==== Extracted material ====

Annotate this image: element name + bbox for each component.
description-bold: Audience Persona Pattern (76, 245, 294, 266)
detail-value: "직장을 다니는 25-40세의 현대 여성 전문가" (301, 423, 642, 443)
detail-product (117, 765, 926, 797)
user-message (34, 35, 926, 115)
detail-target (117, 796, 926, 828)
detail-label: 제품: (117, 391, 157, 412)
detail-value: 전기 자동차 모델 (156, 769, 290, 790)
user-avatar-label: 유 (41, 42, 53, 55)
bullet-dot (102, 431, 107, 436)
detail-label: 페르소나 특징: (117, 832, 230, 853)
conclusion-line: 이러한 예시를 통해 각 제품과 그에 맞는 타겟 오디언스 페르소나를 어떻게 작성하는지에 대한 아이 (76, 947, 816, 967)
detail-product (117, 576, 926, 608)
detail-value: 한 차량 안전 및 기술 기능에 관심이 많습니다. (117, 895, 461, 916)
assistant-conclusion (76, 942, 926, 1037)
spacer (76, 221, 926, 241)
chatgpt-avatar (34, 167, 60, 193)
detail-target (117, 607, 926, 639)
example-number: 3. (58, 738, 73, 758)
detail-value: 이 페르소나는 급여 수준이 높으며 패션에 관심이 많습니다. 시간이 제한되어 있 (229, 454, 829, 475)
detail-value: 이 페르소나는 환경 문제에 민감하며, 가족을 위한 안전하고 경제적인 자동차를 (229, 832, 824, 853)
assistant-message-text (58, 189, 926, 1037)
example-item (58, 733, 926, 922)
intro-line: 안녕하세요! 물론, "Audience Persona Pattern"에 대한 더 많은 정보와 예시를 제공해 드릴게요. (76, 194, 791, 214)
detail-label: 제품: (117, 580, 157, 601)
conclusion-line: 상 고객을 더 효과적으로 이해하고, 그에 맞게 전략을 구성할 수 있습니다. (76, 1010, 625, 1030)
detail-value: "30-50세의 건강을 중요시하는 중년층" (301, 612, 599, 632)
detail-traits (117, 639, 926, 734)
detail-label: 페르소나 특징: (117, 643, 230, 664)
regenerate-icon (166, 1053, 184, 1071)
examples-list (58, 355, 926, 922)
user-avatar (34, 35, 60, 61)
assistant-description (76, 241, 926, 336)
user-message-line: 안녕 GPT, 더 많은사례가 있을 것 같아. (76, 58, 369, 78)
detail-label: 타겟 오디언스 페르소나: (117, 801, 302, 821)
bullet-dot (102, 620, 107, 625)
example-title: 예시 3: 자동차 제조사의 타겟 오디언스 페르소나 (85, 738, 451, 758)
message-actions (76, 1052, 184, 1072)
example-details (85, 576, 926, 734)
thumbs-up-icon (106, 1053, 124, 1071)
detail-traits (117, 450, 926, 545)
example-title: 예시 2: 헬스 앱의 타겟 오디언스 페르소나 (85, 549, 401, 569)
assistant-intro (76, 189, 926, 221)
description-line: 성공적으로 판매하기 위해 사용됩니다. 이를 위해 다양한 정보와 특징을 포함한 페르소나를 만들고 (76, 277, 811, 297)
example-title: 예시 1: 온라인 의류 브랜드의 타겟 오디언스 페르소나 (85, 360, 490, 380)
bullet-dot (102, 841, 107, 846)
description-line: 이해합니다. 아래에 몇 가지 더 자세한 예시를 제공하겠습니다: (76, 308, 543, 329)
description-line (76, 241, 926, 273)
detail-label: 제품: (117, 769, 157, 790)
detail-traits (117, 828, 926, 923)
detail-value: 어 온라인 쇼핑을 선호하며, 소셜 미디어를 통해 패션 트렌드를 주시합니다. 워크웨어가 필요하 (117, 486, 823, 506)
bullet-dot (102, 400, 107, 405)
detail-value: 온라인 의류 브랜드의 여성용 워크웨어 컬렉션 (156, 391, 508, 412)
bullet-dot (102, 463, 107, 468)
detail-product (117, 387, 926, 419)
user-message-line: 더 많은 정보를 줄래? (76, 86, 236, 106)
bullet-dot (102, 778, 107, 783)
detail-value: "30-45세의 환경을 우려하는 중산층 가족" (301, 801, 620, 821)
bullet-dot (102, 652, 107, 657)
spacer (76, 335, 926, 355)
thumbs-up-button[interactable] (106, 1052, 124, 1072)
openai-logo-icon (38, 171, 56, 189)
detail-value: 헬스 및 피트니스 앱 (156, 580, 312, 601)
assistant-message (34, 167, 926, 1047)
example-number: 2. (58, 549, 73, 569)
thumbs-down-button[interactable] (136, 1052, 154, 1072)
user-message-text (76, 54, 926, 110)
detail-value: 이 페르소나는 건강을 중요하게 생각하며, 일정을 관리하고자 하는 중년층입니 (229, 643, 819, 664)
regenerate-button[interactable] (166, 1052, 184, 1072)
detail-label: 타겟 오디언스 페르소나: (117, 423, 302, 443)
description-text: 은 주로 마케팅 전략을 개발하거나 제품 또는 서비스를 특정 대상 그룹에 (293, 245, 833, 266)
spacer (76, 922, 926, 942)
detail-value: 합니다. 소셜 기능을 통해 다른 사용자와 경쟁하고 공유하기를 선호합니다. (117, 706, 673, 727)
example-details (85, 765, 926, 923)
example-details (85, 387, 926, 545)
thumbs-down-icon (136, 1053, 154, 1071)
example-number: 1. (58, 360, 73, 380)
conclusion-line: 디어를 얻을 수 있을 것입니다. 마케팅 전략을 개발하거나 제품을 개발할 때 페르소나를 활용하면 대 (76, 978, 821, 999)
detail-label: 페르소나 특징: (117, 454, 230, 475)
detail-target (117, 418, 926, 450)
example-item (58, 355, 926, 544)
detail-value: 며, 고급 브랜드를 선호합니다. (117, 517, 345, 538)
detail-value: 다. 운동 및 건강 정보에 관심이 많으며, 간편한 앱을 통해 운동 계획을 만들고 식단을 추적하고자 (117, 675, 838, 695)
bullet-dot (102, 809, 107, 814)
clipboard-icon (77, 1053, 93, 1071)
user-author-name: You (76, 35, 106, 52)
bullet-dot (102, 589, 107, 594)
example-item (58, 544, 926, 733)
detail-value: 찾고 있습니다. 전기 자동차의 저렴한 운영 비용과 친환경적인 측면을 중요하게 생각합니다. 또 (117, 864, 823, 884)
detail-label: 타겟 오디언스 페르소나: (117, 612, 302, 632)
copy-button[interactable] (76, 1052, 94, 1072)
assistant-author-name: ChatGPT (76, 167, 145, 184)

====

Exercise: Recast every line of the records above as one string in a JSON list, skipping any blank lines.

Task solution:
[
  "Annotate this image: element name + bbox for each component.",
  "description-bold: Audience Persona Pattern (76, 245, 294, 266)",
  "detail-value: \"직장을 다니는 25-40세의 현대 여성 전문가\" (301, 423, 642, 443)",
  "detail-product (117, 765, 926, 797)",
  "user-message (34, 35, 926, 115)",
  "detail-target (117, 796, 926, 828)",
  "detail-label: 제품: (117, 391, 157, 412)",
  "detail-value: 전기 자동차 모델 (156, 769, 290, 790)",
  "user-avatar-label: 유 (41, 42, 53, 55)",
  "bullet-dot (102, 431, 107, 436)",
  "detail-label: 페르소나 특징: (117, 832, 230, 853)",
  "conclusion-line: 이러한 예시를 통해 각 제품과 그에 맞는 타겟 오디언스 페르소나를 어떻게 작성하는지에 대한 아이 (76, 947, 816, 967)",
  "detail-product (117, 576, 926, 608)",
  "detail-value: 한 차량 안전 및 기술 기능에 관심이 많습니다. (117, 895, 461, 916)",
  "assistant-conclusion (76, 942, 926, 1037)",
  "spacer (76, 221, 926, 241)",
  "chatgpt-avatar (34, 167, 60, 193)",
  "detail-target (117, 607, 926, 639)",
  "example-number: 3. (58, 738, 73, 758)",
  "detail-value: 이 페르소나는 급여 수준이 높으며 패션에 관심이 많습니다. 시간이 제한되어 있 (229, 454, 829, 475)",
  "detail-value: 이 페르소나는 환경 문제에 민감하며, 가족을 위한 안전하고 경제적인 자동차를 (229, 832, 824, 853)",
  "assistant-message-text (58, 189, 926, 1037)",
  "example-item (58, 733, 926, 922)",
  "intro-line: 안녕하세요! 물론, \"Audience Persona Pattern\"에 대한 더 많은 정보와 예시를 제공해 드릴게요. (76, 194, 791, 214)",
  "detail-label: 제품: (117, 580, 157, 601)",
  "conclusion-line: 상 고객을 더 효과적으로 이해하고, 그에 맞게 전략을 구성할 수 있습니다. (76, 1010, 625, 1030)",
  "detail-value: \"30-50세의 건강을 중요시하는 중년층\" (301, 612, 599, 632)",
  "detail-traits (117, 639, 926, 734)",
  "detail-label: 페르소나 특징: (117, 643, 230, 664)",
  "regenerate-icon (166, 1053, 184, 1071)",
  "examples-list (58, 355, 926, 922)",
  "user-avatar (34, 35, 60, 61)",
  "assistant-description (76, 241, 926, 336)",
  "user-message-line: 안녕 GPT, 더 많은사례가 있을 것 같아. (76, 58, 369, 78)",
  "detail-label: 타겟 오디언스 페르소나: (117, 801, 302, 821)",
  "bullet-dot (102, 620, 107, 625)",
  "example-title: 예시 3: 자동차 제조사의 타겟 오디언스 페르소나 (85, 738, 451, 758)",
  "message-actions (76, 1052, 184, 1072)",
  "example-details (85, 576, 926, 734)",
  "thumbs-up-icon (106, 1053, 124, 1071)",
  "detail-traits (117, 450, 926, 545)",
  "example-title: 예시 2: 헬스 앱의 타겟 오디언스 페르소나 (85, 549, 401, 569)",
  "assistant-intro (76, 189, 926, 221)",
  "description-line: 성공적으로 판매하기 위해 사용됩니다. 이를 위해 다양한 정보와 특징을 포함한 페르소나를 만들고 (76, 277, 811, 297)",
  "example-title: 예시 1: 온라인 의류 브랜드의 타겟 오디언스 페르소나 (85, 360, 490, 380)",
  "bullet-dot (102, 841, 107, 846)",
  "description-line: 이해합니다. 아래에 몇 가지 더 자세한 예시를 제공하겠습니다: (76, 308, 543, 329)",
  "description-line (76, 241, 926, 273)",
  "detail-label: 제품: (117, 769, 157, 790)",
  "detail-traits (117, 828, 926, 923)",
  "detail-value: 어 온라인 쇼핑을 선호하며, 소셜 미디어를 통해 패션 트렌드를 주시합니다. 워크웨어가 필요하 (117, 486, 823, 506)",
  "bullet-dot (102, 400, 107, 405)",
  "detail-value: 온라인 의류 브랜드의 여성용 워크웨어 컬렉션 (156, 391, 508, 412)",
  "bullet-dot (102, 463, 107, 468)",
  "detail-product (117, 387, 926, 419)",
  "user-message-line: 더 많은 정보를 줄래? (76, 86, 236, 106)",
  "bullet-dot (102, 778, 107, 783)",
  "detail-value: \"30-45세의 환경을 우려하는 중산층 가족\" (301, 801, 620, 821)",
  "bullet-dot (102, 652, 107, 657)",
  "spacer (76, 335, 926, 355)",
  "thumbs-up-button[interactable] (106, 1052, 124, 1072)",
  "openai-logo-icon (38, 171, 56, 189)",
  "detail-value: 헬스 및 피트니스 앱 (156, 580, 312, 601)",
  "assistant-message (34, 167, 926, 1047)",
  "example-number: 2. (58, 549, 73, 569)",
  "thumbs-down-button[interactable] (136, 1052, 154, 1072)",
  "user-message-text (76, 54, 926, 110)",
  "detail-value: 이 페르소나는 건강을 중요하게 생각하며, 일정을 관리하고자 하는 중년층입니 (229, 643, 819, 664)",
  "regenerate-button[interactable] (166, 1052, 184, 1072)",
  "detail-label: 타겟 오디언스 페르소나: (117, 423, 302, 443)",
  "description-text: 은 주로 마케팅 전략을 개발하거나 제품 또는 서비스를 특정 대상 그룹에 (293, 245, 833, 266)",
  "spacer (76, 922, 926, 942)",
  "detail-value: 합니다. 소셜 기능을 통해 다른 사용자와 경쟁하고 공유하기를 선호합니다. (117, 706, 673, 727)",
  "example-details (85, 765, 926, 923)",
  "example-details (85, 387, 926, 545)",
  "thumbs-down-icon (136, 1053, 154, 1071)",
  "example-number: 1. (58, 360, 73, 380)",
  "conclusion-line: 디어를 얻을 수 있을 것입니다. 마케팅 전략을 개발하거나 제품을 개발할 때 페르소나를 활용하면 대 (76, 978, 821, 999)",
  "detail-label: 페르소나 특징: (117, 454, 230, 475)",
  "detail-target (117, 418, 926, 450)",
  "example-item (58, 355, 926, 544)",
  "detail-value: 며, 고급 브랜드를 선호합니다. (117, 517, 345, 538)",
  "detail-value: 다. 운동 및 건강 정보에 관심이 많으며, 간편한 앱을 통해 운동 계획을 만들고 식단을 추적하고자 (117, 675, 838, 695)",
  "bullet-dot (102, 809, 107, 814)",
  "clipboard-icon (77, 1053, 93, 1071)",
  "user-author-name: You (76, 35, 106, 52)",
  "bullet-dot (102, 589, 107, 594)",
  "example-item (58, 544, 926, 733)",
  "detail-value: 찾고 있습니다. 전기 자동차의 저렴한 운영 비용과 친환경적인 측면을 중요하게 생각합니다. 또 (117, 864, 823, 884)",
  "detail-label: 타겟 오디언스 페르소나: (117, 612, 302, 632)",
  "copy-button[interactable] (76, 1052, 94, 1072)",
  "assistant-author-name: ChatGPT (76, 167, 145, 184)"
]